**DOCUMENT TEXT**
———
Removing leading and trailing spaces from a string

How to remove spaces from a string object in C++.
For example, how to remove leading and trailing spaces from the below string object.

//Original string: "         This is a sample string                    "
//Desired string: "This is a sample string"

The string class, as far as I know, doesn't provide any methods to remove leading and trailing spaces.

To add to the problem, how to extend this formatting to process extra spaces between words of the string. For example,

// Original string: "          This       is         a sample   string    " 
// Desired string:  "This is a sample string"  

Using the string methods mentioned in the solution, I can think of doing these operations in two steps.

1. Remove leading and trailing spaces.
———
**INFORMATION SUPPLIED**
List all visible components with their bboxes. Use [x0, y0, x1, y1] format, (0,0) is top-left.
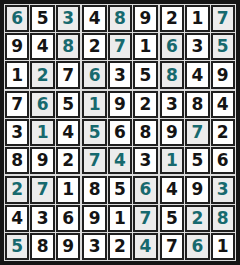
———
**GOAL OF THE EXERCISE**
Quote the part of the C++ string-spaces question starting with "The string class, as" and going on through "1. Remove leading and trailing spaces.".

**EXPECTED ANSWER**
The string class, as far as I know, doesn't provide any methods to remove leading and trailing spaces.

To add to the problem, how to extend this formatting to process extra spaces between words of the string. For example,

// Original string: "          This       is         a sample   string    " 
// Desired string:  "This is a sample string"  

Using the string methods mentioned in the solution, I can think of doing these operations in two steps.

1. Remove leading and trailing spaces.